Output all of the records exactly as written.
— start SOURCE RECORDS —
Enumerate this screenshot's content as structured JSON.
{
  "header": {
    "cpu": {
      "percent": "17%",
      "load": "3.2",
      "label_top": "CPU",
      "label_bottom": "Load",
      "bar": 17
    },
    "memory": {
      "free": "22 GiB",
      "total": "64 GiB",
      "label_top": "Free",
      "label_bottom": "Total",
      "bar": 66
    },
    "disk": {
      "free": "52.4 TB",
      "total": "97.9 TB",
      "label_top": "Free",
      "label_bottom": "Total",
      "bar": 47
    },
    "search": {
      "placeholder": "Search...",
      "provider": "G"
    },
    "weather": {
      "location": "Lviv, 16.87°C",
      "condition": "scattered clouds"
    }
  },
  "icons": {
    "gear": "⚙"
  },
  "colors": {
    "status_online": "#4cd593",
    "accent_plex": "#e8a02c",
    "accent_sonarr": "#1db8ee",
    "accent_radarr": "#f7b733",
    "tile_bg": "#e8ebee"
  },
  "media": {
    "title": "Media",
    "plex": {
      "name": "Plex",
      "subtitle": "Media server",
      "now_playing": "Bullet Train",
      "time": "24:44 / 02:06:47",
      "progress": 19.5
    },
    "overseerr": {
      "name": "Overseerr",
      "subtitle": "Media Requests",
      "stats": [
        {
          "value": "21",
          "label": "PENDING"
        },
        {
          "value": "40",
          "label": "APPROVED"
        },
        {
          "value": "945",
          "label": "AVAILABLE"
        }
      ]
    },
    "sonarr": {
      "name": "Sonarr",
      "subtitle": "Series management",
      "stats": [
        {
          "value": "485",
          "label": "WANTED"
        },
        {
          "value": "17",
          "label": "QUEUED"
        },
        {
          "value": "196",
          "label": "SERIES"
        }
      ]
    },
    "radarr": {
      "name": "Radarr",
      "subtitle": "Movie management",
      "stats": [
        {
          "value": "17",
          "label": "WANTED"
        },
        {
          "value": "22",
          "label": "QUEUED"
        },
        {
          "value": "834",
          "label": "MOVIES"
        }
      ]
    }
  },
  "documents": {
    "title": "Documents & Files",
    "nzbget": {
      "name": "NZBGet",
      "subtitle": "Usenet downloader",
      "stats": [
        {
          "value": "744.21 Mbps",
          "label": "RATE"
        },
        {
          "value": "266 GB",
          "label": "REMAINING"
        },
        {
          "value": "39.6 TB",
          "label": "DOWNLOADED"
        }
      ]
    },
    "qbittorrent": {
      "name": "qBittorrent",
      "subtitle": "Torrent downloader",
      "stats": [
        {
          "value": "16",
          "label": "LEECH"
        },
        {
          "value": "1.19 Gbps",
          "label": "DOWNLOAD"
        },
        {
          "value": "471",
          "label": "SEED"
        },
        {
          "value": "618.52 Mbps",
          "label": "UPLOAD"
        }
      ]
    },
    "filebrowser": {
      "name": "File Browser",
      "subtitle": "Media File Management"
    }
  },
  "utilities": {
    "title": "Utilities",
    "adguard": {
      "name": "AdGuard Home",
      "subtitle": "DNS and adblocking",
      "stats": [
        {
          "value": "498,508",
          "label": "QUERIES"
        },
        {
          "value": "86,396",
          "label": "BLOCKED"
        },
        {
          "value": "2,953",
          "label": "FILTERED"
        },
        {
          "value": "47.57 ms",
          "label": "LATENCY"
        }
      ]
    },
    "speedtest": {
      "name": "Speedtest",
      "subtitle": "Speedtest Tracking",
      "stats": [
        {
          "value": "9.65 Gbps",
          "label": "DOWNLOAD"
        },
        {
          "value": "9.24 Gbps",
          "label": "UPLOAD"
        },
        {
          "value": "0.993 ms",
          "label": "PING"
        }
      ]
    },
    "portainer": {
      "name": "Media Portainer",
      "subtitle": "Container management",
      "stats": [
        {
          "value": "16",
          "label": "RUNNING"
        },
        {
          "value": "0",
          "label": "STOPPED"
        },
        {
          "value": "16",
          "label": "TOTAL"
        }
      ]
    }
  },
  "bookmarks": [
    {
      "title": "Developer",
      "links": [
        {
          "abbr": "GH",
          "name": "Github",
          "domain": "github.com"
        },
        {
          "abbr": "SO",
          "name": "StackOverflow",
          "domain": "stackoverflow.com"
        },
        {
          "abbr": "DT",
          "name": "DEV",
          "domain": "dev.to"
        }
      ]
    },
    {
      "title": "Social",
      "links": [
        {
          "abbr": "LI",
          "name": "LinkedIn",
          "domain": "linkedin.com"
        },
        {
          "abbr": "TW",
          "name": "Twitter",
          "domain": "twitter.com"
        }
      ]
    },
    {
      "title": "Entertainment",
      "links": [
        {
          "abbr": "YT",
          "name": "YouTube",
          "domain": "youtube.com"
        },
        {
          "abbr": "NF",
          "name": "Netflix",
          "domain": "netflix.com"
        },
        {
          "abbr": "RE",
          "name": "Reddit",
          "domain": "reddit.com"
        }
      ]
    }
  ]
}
— end SOURCE RECORDS —
EXPECTED ANSWER:
Enumerate this screenshot's content as structured JSON.
{
  "header": {
    "cpu": {
      "percent": "17%",
      "load": "3.2",
      "label_top": "CPU",
      "label_bottom": "Load",
      "bar": 17
    },
    "memory": {
      "free": "22 GiB",
      "total": "64 GiB",
      "label_top": "Free",
      "label_bottom": "Total",
      "bar": 66
    },
    "disk": {
      "free": "52.4 TB",
      "total": "97.9 TB",
      "label_top": "Free",
      "label_bottom": "Total",
      "bar": 47
    },
    "search": {
      "placeholder": "Search...",
      "provider": "G"
    },
    "weather": {
      "location": "Lviv, 16.87°C",
      "condition": "scattered clouds"
    }
  },
  "icons": {
    "gear": "⚙"
  },
  "colors": {
    "status_online": "#4cd593",
    "accent_plex": "#e8a02c",
    "accent_sonarr": "#1db8ee",
    "accent_radarr": "#f7b733",
    "tile_bg": "#e8ebee"
  },
  "media": {
    "title": "Media",
    "plex": {
      "name": "Plex",
      "subtitle": "Media server",
      "now_playing": "Bullet Train",
      "time": "24:44 / 02:06:47",
      "progress": 19.5
    },
    "overseerr": {
      "name": "Overseerr",
      "subtitle": "Media Requests",
      "stats": [
        {
          "value": "21",
          "label": "PENDING"
        },
        {
          "value": "40",
          "label": "APPROVED"
        },
        {
          "value": "945",
          "label": "AVAILABLE"
        }
      ]
    },
    "sonarr": {
      "name": "Sonarr",
      "subtitle": "Series management",
      "stats": [
        {
          "value": "485",
          "label": "WANTED"
        },
        {
          "value": "17",
          "label": "QUEUED"
        },
        {
          "value": "196",
          "label": "SERIES"
        }
      ]
    },
    "radarr": {
      "name": "Radarr",
      "subtitle": "Movie management",
      "stats": [
        {
          "value": "17",
          "label": "WANTED"
        },
        {
          "value": "22",
          "label": "QUEUED"
        },
        {
          "value": "834",
          "label": "MOVIES"
        }
      ]
    }
  },
  "documents": {
    "title": "Documents & Files",
    "nzbget": {
      "name": "NZBGet",
      "subtitle": "Usenet downloader",
      "stats": [
        {
          "value": "744.21 Mbps",
          "label": "RATE"
        },
        {
          "value": "266 GB",
          "label": "REMAINING"
        },
        {
          "value": "39.6 TB",
          "label": "DOWNLOADED"
        }
      ]
    },
    "qbittorrent": {
      "name": "qBittorrent",
      "subtitle": "Torrent downloader",
      "stats": [
        {
          "value": "16",
          "label": "LEECH"
        },
        {
          "value": "1.19 Gbps",
          "label": "DOWNLOAD"
        },
        {
          "value": "471",
          "label": "SEED"
        },
        {
          "value": "618.52 Mbps",
          "label": "UPLOAD"
        }
      ]
    },
    "filebrowser": {
      "name": "File Browser",
      "subtitle": "Media File Management"
    }
  },
  "utilities": {
    "title": "Utilities",
    "adguard": {
      "name": "AdGuard Home",
      "subtitle": "DNS and adblocking",
      "stats": [
        {
          "value": "498,508",
          "label": "QUERIES"
        },
        {
          "value": "86,396",
          "label": "BLOCKED"
        },
        {
          "value": "2,953",
          "label": "FILTERED"
        },
        {
          "value": "47.57 ms",
          "label": "LATENCY"
        }
      ]
    },
    "speedtest": {
      "name": "Speedtest",
      "subtitle": "Speedtest Tracking",
      "stats": [
        {
          "value": "9.65 Gbps",
          "label": "DOWNLOAD"
        },
        {
          "value": "9.24 Gbps",
          "label": "UPLOAD"
        },
        {
          "value": "0.993 ms",
          "label": "PING"
        }
      ]
    },
    "portainer": {
      "name": "Media Portainer",
      "subtitle": "Container management",
      "stats": [
        {
          "value": "16",
          "label": "RUNNING"
        },
        {
          "value": "0",
          "label": "STOPPED"
        },
        {
          "value": "16",
          "label": "TOTAL"
        }
      ]
    }
  },
  "bookmarks": [
    {
      "title": "Developer",
      "links": [
        {
          "abbr": "GH",
          "name": "Github",
          "domain": "github.com"
        },
        {
          "abbr": "SO",
          "name": "StackOverflow",
          "domain": "stackoverflow.com"
        },
        {
          "abbr": "DT",
          "name": "DEV",
          "domain": "dev.to"
        }
      ]
    },
    {
      "title": "Social",
      "links": [
        {
          "abbr": "LI",
          "name": "LinkedIn",
          "domain": "linkedin.com"
        },
        {
          "abbr": "TW",
          "name": "Twitter",
          "domain": "twitter.com"
        }
      ]
    },
    {
      "title": "Entertainment",
      "links": [
        {
          "abbr": "YT",
          "name": "YouTube",
          "domain": "youtube.com"
        },
        {
          "abbr": "NF",
          "name": "Netflix",
          "domain": "netflix.com"
        },
        {
          "abbr": "RE",
          "name": "Reddit",
          "domain": "reddit.com"
        }
      ]
    }
  ]
}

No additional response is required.